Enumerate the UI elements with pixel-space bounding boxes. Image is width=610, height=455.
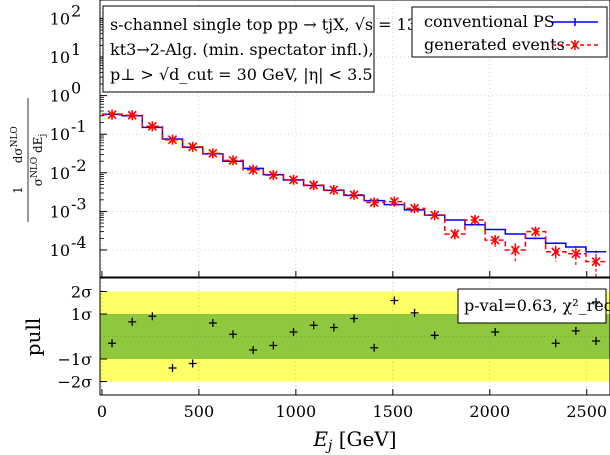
y-tick-label-bottom-0: 2σ — [71, 283, 92, 302]
series-1-marker-17 — [450, 229, 460, 240]
pull-point-9 — [289, 328, 298, 336]
series-1-marker-8 — [268, 170, 278, 181]
y-tick-label-top-exp-4: -2 — [71, 156, 87, 175]
y-tick-label-top-4: 10 — [50, 164, 70, 183]
legend-label-generated: generated events — [424, 35, 565, 54]
svg-text:1 dσNLO: 1 dσNLO — [10, 126, 25, 194]
pull-point-13 — [370, 343, 379, 352]
annotation-box: s-channel single top pp → tjX, √s = 13 T… — [102, 5, 455, 93]
pull-point-1 — [128, 317, 137, 326]
x-tick-label-2: 1000 — [275, 402, 316, 421]
x-tick-label-5: 2500 — [566, 402, 607, 421]
y-tick-label-top-2: 10 — [50, 87, 70, 106]
x-tick-label-1: 500 — [184, 402, 215, 421]
pull-point-0 — [108, 339, 117, 348]
series-1-marker-11 — [329, 184, 339, 195]
series-1-marker-5 — [208, 148, 218, 159]
y-tick-label-top-exp-1: 1 — [71, 40, 81, 59]
series-1-marker-20 — [510, 245, 520, 256]
pull-point-8 — [269, 341, 278, 350]
pull-point-7 — [249, 346, 258, 354]
series-1-marker-9 — [288, 174, 299, 185]
y-tick-label-top-exp-5: -3 — [71, 194, 87, 213]
y-tick-label-top-exp-3: -1 — [71, 117, 87, 136]
pull-point-20 — [511, 396, 519, 404]
x-tick-label-4: 2000 — [469, 402, 510, 421]
legend-label-conventional: conventional PS — [424, 12, 555, 31]
y-tick-label-top-exp-0: 2 — [71, 1, 81, 20]
y-tick-label-bottom-2: −1σ — [57, 350, 92, 369]
y-tick-label-top-3: 10 — [50, 125, 70, 144]
series-1-marker-24 — [591, 256, 601, 267]
series-1-marker-10 — [309, 180, 319, 191]
series-1-marker-13 — [369, 197, 379, 208]
series-1-marker-3 — [167, 134, 178, 145]
series-1-marker-22 — [551, 246, 561, 257]
pull-legend-label: p-val=0.63, χ²_red=0.88 — [464, 296, 610, 315]
pull-point-2 — [148, 312, 157, 321]
pull-point-17 — [451, 411, 459, 419]
series-1-marker-19 — [490, 235, 500, 246]
pull-point-11 — [329, 323, 338, 332]
series-1-marker-15 — [409, 203, 420, 214]
y-axis-title-bottom: pull — [21, 318, 45, 356]
y-tick-label-bottom-1: 1σ — [71, 305, 92, 324]
top-panel-frame — [99, 0, 610, 278]
series-1-marker-0 — [107, 109, 117, 120]
y-tick-label-top-5: 10 — [50, 202, 70, 221]
y-tick-label-top-1: 10 — [50, 48, 70, 67]
pull-point-4 — [188, 359, 197, 368]
pull-point-10 — [309, 321, 318, 330]
pull-point-12 — [350, 314, 359, 323]
pull-point-22 — [551, 339, 560, 348]
y-tick-label-bottom-3: −2σ — [57, 373, 92, 392]
x-axis-title: Ej [GeV] — [312, 427, 396, 454]
pull-point-24 — [592, 337, 601, 345]
svg-text:σNLO dEj: σNLO dEj — [30, 134, 48, 187]
y-tick-label-top-exp-6: -4 — [71, 233, 87, 252]
series-1-marker-7 — [248, 164, 258, 175]
series-1-marker-1 — [127, 110, 137, 121]
legend: conventional PS generated events — [411, 6, 608, 58]
annotation-line-1: s-channel single top pp → tjX, √s = 13 T… — [110, 15, 455, 34]
y-tick-label-top-exp-2: 0 — [71, 79, 81, 98]
pull-point-19 — [491, 328, 500, 336]
pull-point-5 — [208, 319, 217, 327]
pull-legend: p-val=0.63, χ²_red=0.88 — [457, 288, 610, 324]
bottom-panel-frame — [99, 277, 610, 396]
series-1-marker-21 — [530, 226, 541, 237]
legend-swatch-generated-marker — [570, 40, 580, 50]
pull-point-23 — [571, 326, 580, 335]
y-tick-label-top-6: 10 — [50, 241, 70, 260]
series-1-marker-6 — [228, 155, 238, 166]
y-axis-title-top: 1 dσNLO σNLO dEj — [10, 98, 48, 222]
pull-point-14 — [390, 296, 399, 305]
pull-point-6 — [229, 330, 238, 339]
series-1-marker-16 — [430, 210, 440, 221]
series-1-marker-23 — [571, 248, 581, 259]
pull-point-15 — [410, 308, 419, 317]
series-1-marker-2 — [147, 121, 157, 132]
pull-point-3 — [168, 364, 177, 372]
series-1-marker-4 — [188, 141, 198, 152]
y-tick-label-top-0: 10 — [50, 9, 70, 28]
annotation-line-3: p⊥ > √d_cut = 30 GeV, |η| < 3.5 — [110, 65, 373, 84]
pull-point-16 — [430, 331, 439, 340]
series-1-marker-14 — [389, 196, 399, 207]
annotation-line-2: kt3→2-Alg. (min. spectator infl.), — [110, 40, 374, 59]
x-tick-label-3: 1500 — [372, 402, 413, 421]
x-tick-label-0: 0 — [97, 402, 107, 421]
pull-legend-marker — [592, 298, 600, 306]
series-1-marker-18 — [470, 214, 480, 225]
series-1-marker-12 — [349, 189, 359, 200]
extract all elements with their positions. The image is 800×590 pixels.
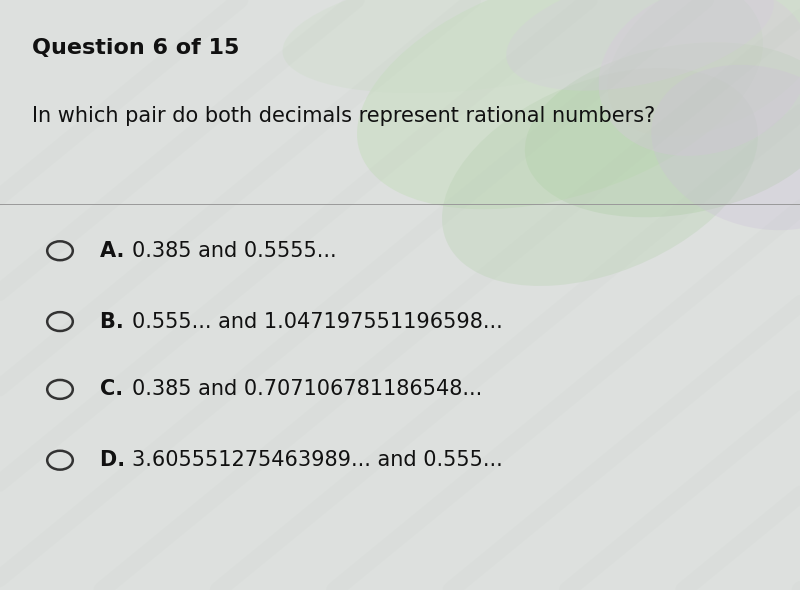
Text: In which pair do both decimals represent rational numbers?: In which pair do both decimals represent…	[32, 106, 655, 126]
Ellipse shape	[506, 0, 774, 91]
Text: B.: B.	[100, 312, 138, 332]
Ellipse shape	[442, 68, 758, 286]
Ellipse shape	[598, 0, 800, 156]
Ellipse shape	[357, 0, 763, 209]
Text: 0.555... and 1.047197551196598...: 0.555... and 1.047197551196598...	[132, 312, 502, 332]
Text: 0.385 and 0.707106781186548...: 0.385 and 0.707106781186548...	[132, 379, 482, 399]
Text: C.: C.	[100, 379, 138, 399]
Ellipse shape	[525, 42, 800, 217]
Text: Question 6 of 15: Question 6 of 15	[32, 38, 239, 58]
Ellipse shape	[607, 0, 800, 137]
Text: D.: D.	[100, 450, 140, 470]
Text: A.: A.	[100, 241, 139, 261]
Text: 3.605551275463989... and 0.555...: 3.605551275463989... and 0.555...	[132, 450, 502, 470]
Text: 0.385 and 0.5555...: 0.385 and 0.5555...	[132, 241, 337, 261]
Ellipse shape	[282, 0, 678, 93]
Ellipse shape	[651, 65, 800, 230]
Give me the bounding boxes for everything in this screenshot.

__Exercise details__. Reproduce verbatim the lines of the data above, beginning with the line that contains "Text: In which" and continuing through the final line of the data.

__Answer for the task__.
Text: In which pair do both decimals represent rational numbers?: In which pair do both decimals represent…	[32, 106, 655, 126]
Ellipse shape	[506, 0, 774, 91]
Text: B.: B.	[100, 312, 138, 332]
Ellipse shape	[442, 68, 758, 286]
Ellipse shape	[598, 0, 800, 156]
Ellipse shape	[357, 0, 763, 209]
Text: 0.555... and 1.047197551196598...: 0.555... and 1.047197551196598...	[132, 312, 502, 332]
Text: 0.385 and 0.707106781186548...: 0.385 and 0.707106781186548...	[132, 379, 482, 399]
Text: C.: C.	[100, 379, 138, 399]
Ellipse shape	[525, 42, 800, 217]
Text: Question 6 of 15: Question 6 of 15	[32, 38, 239, 58]
Ellipse shape	[607, 0, 800, 137]
Text: D.: D.	[100, 450, 140, 470]
Text: A.: A.	[100, 241, 139, 261]
Text: 3.605551275463989... and 0.555...: 3.605551275463989... and 0.555...	[132, 450, 502, 470]
Text: 0.385 and 0.5555...: 0.385 and 0.5555...	[132, 241, 337, 261]
Ellipse shape	[282, 0, 678, 93]
Ellipse shape	[651, 65, 800, 230]
Give me the bounding boxes for everything in this screenshot.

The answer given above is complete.